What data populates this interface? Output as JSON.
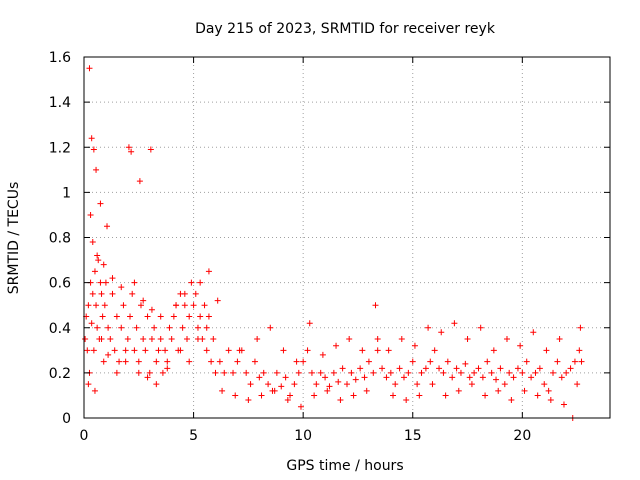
{
  "chart_data": {
    "type": "scatter",
    "title": "Day 215 of 2023, SRMTID for receiver reyk",
    "xlabel": "GPS time / hours",
    "ylabel": "SRMTID / TECUs",
    "xlim": [
      0,
      24.0
    ],
    "ylim": [
      0,
      1.6
    ],
    "xticks": [
      0,
      5,
      10,
      15,
      20
    ],
    "xtick_labels": [
      "0",
      "5",
      "10",
      "15",
      "20"
    ],
    "yticks": [
      0,
      0.2,
      0.4,
      0.6,
      0.8,
      1.0,
      1.2,
      1.4,
      1.6
    ],
    "ytick_labels": [
      "0",
      "0.2",
      "0.4",
      "0.6",
      "0.8",
      "1",
      "1.2",
      "1.4",
      "1.6"
    ],
    "grid": true,
    "marker": "+",
    "color": "#ff0000",
    "series": [
      {
        "name": "SRMTID",
        "x": [
          0.05,
          0.1,
          0.15,
          0.2,
          0.25,
          0.3,
          0.35,
          0.4,
          0.45,
          0.5,
          0.55,
          0.6,
          0.65,
          0.7,
          0.75,
          0.8,
          0.85,
          0.9,
          0.95,
          1.0,
          1.1,
          1.2,
          1.3,
          1.4,
          1.5,
          1.6,
          1.7,
          1.8,
          1.9,
          2.0,
          2.1,
          2.2,
          2.3,
          2.4,
          2.5,
          2.6,
          2.7,
          2.8,
          2.9,
          3.0,
          3.1,
          3.2,
          3.3,
          3.4,
          3.5,
          3.6,
          3.7,
          3.8,
          3.9,
          4.0,
          4.1,
          4.2,
          4.3,
          4.4,
          4.5,
          4.6,
          4.7,
          4.8,
          4.9,
          5.0,
          5.1,
          5.2,
          5.3,
          5.4,
          5.5,
          5.6,
          5.7,
          5.8,
          5.9,
          6.0,
          6.2,
          6.4,
          6.6,
          6.8,
          7.0,
          7.2,
          7.4,
          7.6,
          7.8,
          8.0,
          8.2,
          8.4,
          8.6,
          8.8,
          9.0,
          9.2,
          9.4,
          9.6,
          9.8,
          10.0,
          10.2,
          10.4,
          10.6,
          10.8,
          11.0,
          11.2,
          11.4,
          11.6,
          11.8,
          12.0,
          12.2,
          12.4,
          12.6,
          12.8,
          13.0,
          13.2,
          13.4,
          13.6,
          13.8,
          14.0,
          14.2,
          14.4,
          14.6,
          14.8,
          15.0,
          15.2,
          15.4,
          15.6,
          15.8,
          16.0,
          16.2,
          16.4,
          16.6,
          16.8,
          17.0,
          17.2,
          17.4,
          17.6,
          17.8,
          18.0,
          18.2,
          18.4,
          18.6,
          18.8,
          19.0,
          19.2,
          19.4,
          19.6,
          19.8,
          20.0,
          20.2,
          20.4,
          20.6,
          20.8,
          21.0,
          21.2,
          21.4,
          21.6,
          21.8,
          22.0,
          22.2,
          22.4,
          22.6,
          22.7,
          0.25,
          0.35,
          0.45,
          0.55,
          0.75,
          1.05,
          2.05,
          2.15,
          2.55,
          3.05,
          0.3,
          0.4,
          0.6,
          0.9,
          1.3,
          1.7,
          2.3,
          2.7,
          3.1,
          3.5,
          4.2,
          4.6,
          5.3,
          5.7,
          6.1,
          0.2,
          0.5,
          0.8,
          1.1,
          1.5,
          1.9,
          2.5,
          2.9,
          3.3,
          3.8,
          4.4,
          4.8,
          5.2,
          5.6,
          6.3,
          6.9,
          7.5,
          8.1,
          8.7,
          9.3,
          9.9,
          10.5,
          11.1,
          11.7,
          12.3,
          12.9,
          13.4,
          14.1,
          14.7,
          15.3,
          15.9,
          16.5,
          17.1,
          17.7,
          18.3,
          18.9,
          19.5,
          20.1,
          20.7,
          21.3,
          21.9,
          22.5,
          7.1,
          7.9,
          8.5,
          9.1,
          9.7,
          10.3,
          10.9,
          11.5,
          12.1,
          12.7,
          13.3,
          13.9,
          14.5,
          15.1,
          15.7,
          16.3,
          16.9,
          17.5,
          18.1,
          18.7,
          19.3,
          19.9,
          20.5,
          21.1,
          21.7,
          22.3,
          22.65
        ],
        "y": [
          0.35,
          0.45,
          0.3,
          0.5,
          0.2,
          0.6,
          0.42,
          0.55,
          0.3,
          0.65,
          0.5,
          0.4,
          0.7,
          0.35,
          0.6,
          0.55,
          0.45,
          0.25,
          0.5,
          0.6,
          0.4,
          0.35,
          0.55,
          0.3,
          0.45,
          0.25,
          0.4,
          0.5,
          0.3,
          0.35,
          0.45,
          0.55,
          0.3,
          0.4,
          0.25,
          0.5,
          0.35,
          0.3,
          0.45,
          0.2,
          0.35,
          0.4,
          0.25,
          0.3,
          0.35,
          0.2,
          0.3,
          0.25,
          0.4,
          0.35,
          0.45,
          0.5,
          0.3,
          0.55,
          0.4,
          0.5,
          0.35,
          0.45,
          0.6,
          0.5,
          0.55,
          0.4,
          0.45,
          0.35,
          0.5,
          0.3,
          0.45,
          0.25,
          0.35,
          0.2,
          0.25,
          0.2,
          0.3,
          0.2,
          0.25,
          0.3,
          0.2,
          0.15,
          0.25,
          0.18,
          0.2,
          0.15,
          0.12,
          0.2,
          0.14,
          0.18,
          0.1,
          0.15,
          0.2,
          0.25,
          0.3,
          0.2,
          0.15,
          0.2,
          0.18,
          0.14,
          0.2,
          0.16,
          0.22,
          0.15,
          0.2,
          0.17,
          0.22,
          0.18,
          0.25,
          0.2,
          0.3,
          0.22,
          0.18,
          0.2,
          0.15,
          0.22,
          0.18,
          0.2,
          0.25,
          0.15,
          0.2,
          0.22,
          0.25,
          0.3,
          0.22,
          0.2,
          0.25,
          0.18,
          0.22,
          0.2,
          0.24,
          0.18,
          0.2,
          0.22,
          0.18,
          0.25,
          0.2,
          0.17,
          0.22,
          0.15,
          0.2,
          0.18,
          0.22,
          0.2,
          0.25,
          0.18,
          0.2,
          0.22,
          0.15,
          0.12,
          0.2,
          0.25,
          0.18,
          0.2,
          0.22,
          0.25,
          0.3,
          0.25,
          1.55,
          1.24,
          1.19,
          1.1,
          0.95,
          0.85,
          1.2,
          1.18,
          1.05,
          1.19,
          0.9,
          0.78,
          0.72,
          0.68,
          0.62,
          0.58,
          0.6,
          0.52,
          0.48,
          0.45,
          0.5,
          0.55,
          0.6,
          0.65,
          0.52,
          0.15,
          0.12,
          0.35,
          0.28,
          0.2,
          0.25,
          0.2,
          0.18,
          0.15,
          0.22,
          0.3,
          0.25,
          0.35,
          0.4,
          0.12,
          0.1,
          0.08,
          0.1,
          0.12,
          0.08,
          0.05,
          0.1,
          0.12,
          0.08,
          0.1,
          0.12,
          0.35,
          0.1,
          0.08,
          0.1,
          0.15,
          0.1,
          0.12,
          0.15,
          0.1,
          0.12,
          0.08,
          0.12,
          0.1,
          0.08,
          0.06,
          0.15,
          0.3,
          0.35,
          0.4,
          0.3,
          0.25,
          0.42,
          0.28,
          0.32,
          0.35,
          0.3,
          0.5,
          0.3,
          0.35,
          0.32,
          0.4,
          0.38,
          0.42,
          0.35,
          0.4,
          0.3,
          0.35,
          0.32,
          0.38,
          0.3,
          0.35,
          0.0,
          0.4
        ]
      }
    ]
  }
}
——
• **Required task**:
Show every line from the entries above in which the word "SRMTID" appears.

• **Final answer**:
    "title": "Day 215 of 2023, SRMTID for receiver reyk",
    "ylabel": "SRMTID / TECUs",
        "name": "SRMTID",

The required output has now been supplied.